◆ **MATERIAL**:
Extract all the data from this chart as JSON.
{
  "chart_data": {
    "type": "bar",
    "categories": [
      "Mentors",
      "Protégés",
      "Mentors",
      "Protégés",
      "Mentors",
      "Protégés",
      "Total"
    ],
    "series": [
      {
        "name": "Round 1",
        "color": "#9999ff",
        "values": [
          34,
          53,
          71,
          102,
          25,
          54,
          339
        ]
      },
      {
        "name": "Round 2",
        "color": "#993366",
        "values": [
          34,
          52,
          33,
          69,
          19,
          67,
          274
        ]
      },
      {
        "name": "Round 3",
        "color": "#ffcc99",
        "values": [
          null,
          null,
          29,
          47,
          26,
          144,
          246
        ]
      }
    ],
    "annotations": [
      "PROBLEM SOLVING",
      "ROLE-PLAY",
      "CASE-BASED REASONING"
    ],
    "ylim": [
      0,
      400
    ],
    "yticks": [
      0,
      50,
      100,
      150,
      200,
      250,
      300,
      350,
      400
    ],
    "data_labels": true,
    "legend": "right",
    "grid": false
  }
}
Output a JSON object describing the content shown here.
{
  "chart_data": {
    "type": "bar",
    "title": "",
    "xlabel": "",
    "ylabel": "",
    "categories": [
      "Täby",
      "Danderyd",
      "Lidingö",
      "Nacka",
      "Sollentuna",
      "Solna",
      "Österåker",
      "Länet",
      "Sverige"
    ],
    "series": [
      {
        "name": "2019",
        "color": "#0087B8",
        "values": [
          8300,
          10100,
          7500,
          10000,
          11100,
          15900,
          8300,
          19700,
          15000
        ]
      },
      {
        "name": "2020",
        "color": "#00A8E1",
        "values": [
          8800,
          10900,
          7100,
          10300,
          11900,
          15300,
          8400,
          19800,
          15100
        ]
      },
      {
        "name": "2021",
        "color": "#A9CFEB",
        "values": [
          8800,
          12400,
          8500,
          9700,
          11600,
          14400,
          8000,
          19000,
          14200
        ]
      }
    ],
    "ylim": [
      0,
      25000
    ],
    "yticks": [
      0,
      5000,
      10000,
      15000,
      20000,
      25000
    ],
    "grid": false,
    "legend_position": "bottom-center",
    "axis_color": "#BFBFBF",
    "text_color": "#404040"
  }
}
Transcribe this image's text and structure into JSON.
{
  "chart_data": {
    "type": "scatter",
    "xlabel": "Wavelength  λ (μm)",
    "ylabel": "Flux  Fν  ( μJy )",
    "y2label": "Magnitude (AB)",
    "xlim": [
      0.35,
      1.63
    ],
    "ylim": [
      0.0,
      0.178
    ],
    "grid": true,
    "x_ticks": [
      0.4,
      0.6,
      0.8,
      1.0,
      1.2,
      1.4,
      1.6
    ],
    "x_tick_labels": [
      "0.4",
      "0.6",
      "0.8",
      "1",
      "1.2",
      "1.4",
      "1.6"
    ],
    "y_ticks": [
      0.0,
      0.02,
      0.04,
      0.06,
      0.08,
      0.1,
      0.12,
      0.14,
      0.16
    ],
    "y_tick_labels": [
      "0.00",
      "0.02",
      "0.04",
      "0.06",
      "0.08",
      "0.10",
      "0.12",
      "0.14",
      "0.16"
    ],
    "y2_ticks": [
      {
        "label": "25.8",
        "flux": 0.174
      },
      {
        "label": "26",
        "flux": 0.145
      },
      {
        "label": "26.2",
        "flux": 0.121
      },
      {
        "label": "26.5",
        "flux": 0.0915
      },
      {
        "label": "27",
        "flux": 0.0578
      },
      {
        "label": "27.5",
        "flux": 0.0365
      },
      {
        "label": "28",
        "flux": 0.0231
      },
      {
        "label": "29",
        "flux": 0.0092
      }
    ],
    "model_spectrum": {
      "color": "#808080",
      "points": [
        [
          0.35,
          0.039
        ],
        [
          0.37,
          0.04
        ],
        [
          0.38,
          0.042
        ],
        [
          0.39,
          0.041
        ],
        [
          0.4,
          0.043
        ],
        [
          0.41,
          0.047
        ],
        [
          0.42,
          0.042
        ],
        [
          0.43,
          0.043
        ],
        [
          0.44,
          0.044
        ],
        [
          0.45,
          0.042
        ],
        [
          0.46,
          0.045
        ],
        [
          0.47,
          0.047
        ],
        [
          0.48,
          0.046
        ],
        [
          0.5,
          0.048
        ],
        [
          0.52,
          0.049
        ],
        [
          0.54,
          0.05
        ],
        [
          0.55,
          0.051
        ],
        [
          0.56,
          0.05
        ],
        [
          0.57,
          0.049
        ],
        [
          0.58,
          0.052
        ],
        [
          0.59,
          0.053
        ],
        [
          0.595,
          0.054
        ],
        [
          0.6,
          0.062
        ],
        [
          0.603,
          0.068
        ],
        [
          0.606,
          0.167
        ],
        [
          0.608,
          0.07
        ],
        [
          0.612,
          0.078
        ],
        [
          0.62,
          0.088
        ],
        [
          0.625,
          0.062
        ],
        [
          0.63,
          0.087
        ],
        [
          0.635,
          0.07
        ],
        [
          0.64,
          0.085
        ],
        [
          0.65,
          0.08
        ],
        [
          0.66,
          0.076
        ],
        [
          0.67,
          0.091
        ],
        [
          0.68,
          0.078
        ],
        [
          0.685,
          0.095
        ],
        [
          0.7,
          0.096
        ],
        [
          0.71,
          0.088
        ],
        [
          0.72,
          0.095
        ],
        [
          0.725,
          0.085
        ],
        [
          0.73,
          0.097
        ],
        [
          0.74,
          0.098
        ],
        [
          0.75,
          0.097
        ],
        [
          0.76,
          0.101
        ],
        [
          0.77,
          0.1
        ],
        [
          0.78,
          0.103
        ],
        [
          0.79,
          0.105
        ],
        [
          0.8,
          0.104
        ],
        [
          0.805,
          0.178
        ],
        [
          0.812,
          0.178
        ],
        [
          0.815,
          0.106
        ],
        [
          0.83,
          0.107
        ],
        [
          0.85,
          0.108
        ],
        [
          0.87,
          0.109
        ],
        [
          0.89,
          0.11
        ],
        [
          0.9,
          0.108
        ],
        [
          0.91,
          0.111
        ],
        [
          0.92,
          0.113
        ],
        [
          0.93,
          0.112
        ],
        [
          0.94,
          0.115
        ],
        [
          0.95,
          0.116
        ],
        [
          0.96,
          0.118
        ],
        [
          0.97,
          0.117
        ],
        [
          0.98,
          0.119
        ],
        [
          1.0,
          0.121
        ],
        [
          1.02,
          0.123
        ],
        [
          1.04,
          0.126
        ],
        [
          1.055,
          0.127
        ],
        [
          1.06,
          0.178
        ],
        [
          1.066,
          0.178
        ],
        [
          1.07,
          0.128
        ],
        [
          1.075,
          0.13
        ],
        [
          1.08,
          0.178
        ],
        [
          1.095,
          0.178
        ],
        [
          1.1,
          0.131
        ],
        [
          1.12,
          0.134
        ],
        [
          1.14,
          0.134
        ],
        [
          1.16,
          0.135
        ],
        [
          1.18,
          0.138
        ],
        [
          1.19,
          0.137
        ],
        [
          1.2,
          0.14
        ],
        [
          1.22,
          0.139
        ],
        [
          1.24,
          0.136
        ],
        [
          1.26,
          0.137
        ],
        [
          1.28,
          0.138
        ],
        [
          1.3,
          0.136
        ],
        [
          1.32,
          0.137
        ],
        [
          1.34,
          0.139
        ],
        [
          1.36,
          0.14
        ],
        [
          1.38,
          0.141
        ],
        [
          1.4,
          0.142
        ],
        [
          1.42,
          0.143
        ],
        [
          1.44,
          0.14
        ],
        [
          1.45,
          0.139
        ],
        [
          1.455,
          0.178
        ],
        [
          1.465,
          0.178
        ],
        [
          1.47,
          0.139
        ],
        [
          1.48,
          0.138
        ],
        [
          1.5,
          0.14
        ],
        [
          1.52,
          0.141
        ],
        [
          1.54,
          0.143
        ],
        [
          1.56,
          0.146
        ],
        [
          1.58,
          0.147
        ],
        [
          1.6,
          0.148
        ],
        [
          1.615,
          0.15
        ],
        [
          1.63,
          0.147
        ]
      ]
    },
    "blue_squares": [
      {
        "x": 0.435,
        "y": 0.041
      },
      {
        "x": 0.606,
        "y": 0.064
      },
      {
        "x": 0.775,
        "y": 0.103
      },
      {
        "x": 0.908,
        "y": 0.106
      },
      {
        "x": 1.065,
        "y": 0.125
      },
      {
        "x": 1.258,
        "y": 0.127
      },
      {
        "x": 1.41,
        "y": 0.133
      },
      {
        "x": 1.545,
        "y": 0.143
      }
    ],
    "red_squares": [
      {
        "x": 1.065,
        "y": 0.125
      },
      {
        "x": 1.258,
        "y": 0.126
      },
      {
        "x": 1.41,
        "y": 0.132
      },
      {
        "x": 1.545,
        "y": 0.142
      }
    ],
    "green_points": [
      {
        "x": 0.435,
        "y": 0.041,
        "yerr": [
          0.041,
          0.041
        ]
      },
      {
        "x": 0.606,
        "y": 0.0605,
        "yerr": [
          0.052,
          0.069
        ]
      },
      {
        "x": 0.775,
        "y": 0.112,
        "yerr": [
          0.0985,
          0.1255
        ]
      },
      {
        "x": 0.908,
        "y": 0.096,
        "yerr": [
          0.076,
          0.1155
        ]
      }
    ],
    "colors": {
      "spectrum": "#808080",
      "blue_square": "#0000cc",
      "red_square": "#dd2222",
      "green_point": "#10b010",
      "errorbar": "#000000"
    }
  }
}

◆ **TASK TO CARRY OUT**: State how many lines of the listing hold the string "JSON"; reply with the number and nothing else.

◆ **EXPECTED OUTPUT**: 3